Aim: Extract every record, exactly as written, and ignore the pictures.

The data:

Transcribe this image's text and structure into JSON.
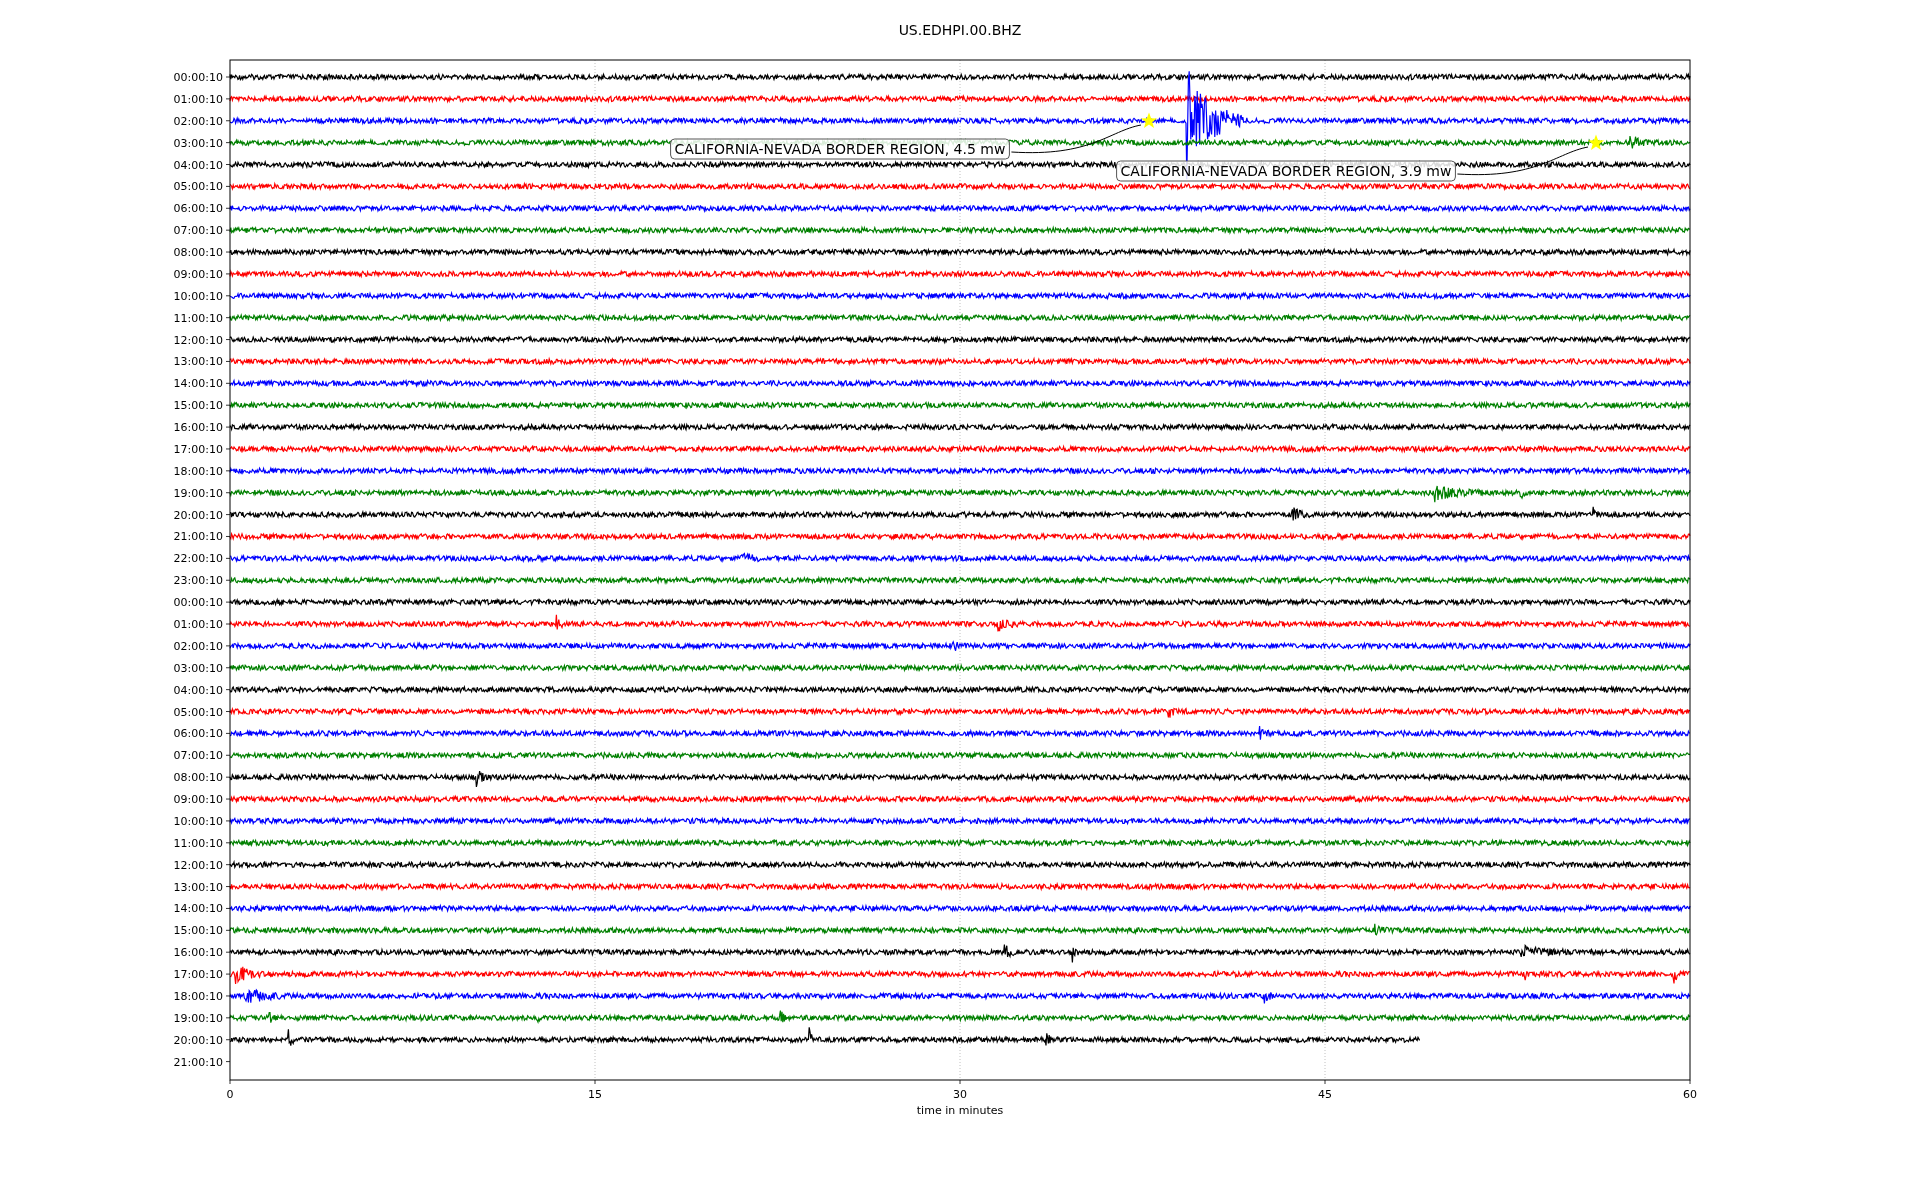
{
  "title": "US.EDHPI.00.BHZ",
  "traces": [
    {
      "label": "00:00:10",
      "color": "#000000"
    },
    {
      "label": "01:00:10",
      "color": "#ff0000"
    },
    {
      "label": "02:00:10",
      "color": "#0000ff"
    },
    {
      "label": "03:00:10",
      "color": "#008000"
    },
    {
      "label": "04:00:10",
      "color": "#000000"
    },
    {
      "label": "05:00:10",
      "color": "#ff0000"
    },
    {
      "label": "06:00:10",
      "color": "#0000ff"
    },
    {
      "label": "07:00:10",
      "color": "#008000"
    },
    {
      "label": "08:00:10",
      "color": "#000000"
    },
    {
      "label": "09:00:10",
      "color": "#ff0000"
    },
    {
      "label": "10:00:10",
      "color": "#0000ff"
    },
    {
      "label": "11:00:10",
      "color": "#008000"
    },
    {
      "label": "12:00:10",
      "color": "#000000"
    },
    {
      "label": "13:00:10",
      "color": "#ff0000"
    },
    {
      "label": "14:00:10",
      "color": "#0000ff"
    },
    {
      "label": "15:00:10",
      "color": "#008000"
    },
    {
      "label": "16:00:10",
      "color": "#000000"
    },
    {
      "label": "17:00:10",
      "color": "#ff0000"
    },
    {
      "label": "18:00:10",
      "color": "#0000ff"
    },
    {
      "label": "19:00:10",
      "color": "#008000"
    },
    {
      "label": "20:00:10",
      "color": "#000000"
    },
    {
      "label": "21:00:10",
      "color": "#ff0000"
    },
    {
      "label": "22:00:10",
      "color": "#0000ff"
    },
    {
      "label": "23:00:10",
      "color": "#008000"
    },
    {
      "label": "00:00:10",
      "color": "#000000"
    },
    {
      "label": "01:00:10",
      "color": "#ff0000"
    },
    {
      "label": "02:00:10",
      "color": "#0000ff"
    },
    {
      "label": "03:00:10",
      "color": "#008000"
    },
    {
      "label": "04:00:10",
      "color": "#000000"
    },
    {
      "label": "05:00:10",
      "color": "#ff0000"
    },
    {
      "label": "06:00:10",
      "color": "#0000ff"
    },
    {
      "label": "07:00:10",
      "color": "#008000"
    },
    {
      "label": "08:00:10",
      "color": "#000000"
    },
    {
      "label": "09:00:10",
      "color": "#ff0000"
    },
    {
      "label": "10:00:10",
      "color": "#0000ff"
    },
    {
      "label": "11:00:10",
      "color": "#008000"
    },
    {
      "label": "12:00:10",
      "color": "#000000"
    },
    {
      "label": "13:00:10",
      "color": "#ff0000"
    },
    {
      "label": "14:00:10",
      "color": "#0000ff"
    },
    {
      "label": "15:00:10",
      "color": "#008000"
    },
    {
      "label": "16:00:10",
      "color": "#000000"
    },
    {
      "label": "17:00:10",
      "color": "#ff0000"
    },
    {
      "label": "18:00:10",
      "color": "#0000ff"
    },
    {
      "label": "19:00:10",
      "color": "#008000"
    },
    {
      "label": "20:00:10",
      "color": "#000000"
    },
    {
      "label": "21:00:10"
    }
  ],
  "xticks": [
    "0",
    "15",
    "30",
    "45",
    "60"
  ],
  "xlabel": "time in minutes",
  "annotations": [
    {
      "text": "CALIFORNIA-NEVADA BORDER REGION, 4.5 mw"
    },
    {
      "text": "CALIFORNIA-NEVADA BORDER REGION, 3.9 mw"
    }
  ]
}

Answer to this task:
Transcribe this image's text and structure into JSON.
{
  "title": "US.EDHPI.00.BHZ",
  "traces": [
    {
      "label": "00:00:10",
      "color": "#000000"
    },
    {
      "label": "01:00:10",
      "color": "#ff0000"
    },
    {
      "label": "02:00:10",
      "color": "#0000ff"
    },
    {
      "label": "03:00:10",
      "color": "#008000"
    },
    {
      "label": "04:00:10",
      "color": "#000000"
    },
    {
      "label": "05:00:10",
      "color": "#ff0000"
    },
    {
      "label": "06:00:10",
      "color": "#0000ff"
    },
    {
      "label": "07:00:10",
      "color": "#008000"
    },
    {
      "label": "08:00:10",
      "color": "#000000"
    },
    {
      "label": "09:00:10",
      "color": "#ff0000"
    },
    {
      "label": "10:00:10",
      "color": "#0000ff"
    },
    {
      "label": "11:00:10",
      "color": "#008000"
    },
    {
      "label": "12:00:10",
      "color": "#000000"
    },
    {
      "label": "13:00:10",
      "color": "#ff0000"
    },
    {
      "label": "14:00:10",
      "color": "#0000ff"
    },
    {
      "label": "15:00:10",
      "color": "#008000"
    },
    {
      "label": "16:00:10",
      "color": "#000000"
    },
    {
      "label": "17:00:10",
      "color": "#ff0000"
    },
    {
      "label": "18:00:10",
      "color": "#0000ff"
    },
    {
      "label": "19:00:10",
      "color": "#008000"
    },
    {
      "label": "20:00:10",
      "color": "#000000"
    },
    {
      "label": "21:00:10",
      "color": "#ff0000"
    },
    {
      "label": "22:00:10",
      "color": "#0000ff"
    },
    {
      "label": "23:00:10",
      "color": "#008000"
    },
    {
      "label": "00:00:10",
      "color": "#000000"
    },
    {
      "label": "01:00:10",
      "color": "#ff0000"
    },
    {
      "label": "02:00:10",
      "color": "#0000ff"
    },
    {
      "label": "03:00:10",
      "color": "#008000"
    },
    {
      "label": "04:00:10",
      "color": "#000000"
    },
    {
      "label": "05:00:10",
      "color": "#ff0000"
    },
    {
      "label": "06:00:10",
      "color": "#0000ff"
    },
    {
      "label": "07:00:10",
      "color": "#008000"
    },
    {
      "label": "08:00:10",
      "color": "#000000"
    },
    {
      "label": "09:00:10",
      "color": "#ff0000"
    },
    {
      "label": "10:00:10",
      "color": "#0000ff"
    },
    {
      "label": "11:00:10",
      "color": "#008000"
    },
    {
      "label": "12:00:10",
      "color": "#000000"
    },
    {
      "label": "13:00:10",
      "color": "#ff0000"
    },
    {
      "label": "14:00:10",
      "color": "#0000ff"
    },
    {
      "label": "15:00:10",
      "color": "#008000"
    },
    {
      "label": "16:00:10",
      "color": "#000000"
    },
    {
      "label": "17:00:10",
      "color": "#ff0000"
    },
    {
      "label": "18:00:10",
      "color": "#0000ff"
    },
    {
      "label": "19:00:10",
      "color": "#008000"
    },
    {
      "label": "20:00:10",
      "color": "#000000"
    },
    {
      "label": "21:00:10"
    }
  ],
  "xticks": [
    "0",
    "15",
    "30",
    "45",
    "60"
  ],
  "xlabel": "time in minutes",
  "annotations": [
    {
      "text": "CALIFORNIA-NEVADA BORDER REGION, 4.5 mw"
    },
    {
      "text": "CALIFORNIA-NEVADA BORDER REGION, 3.9 mw"
    }
  ]
}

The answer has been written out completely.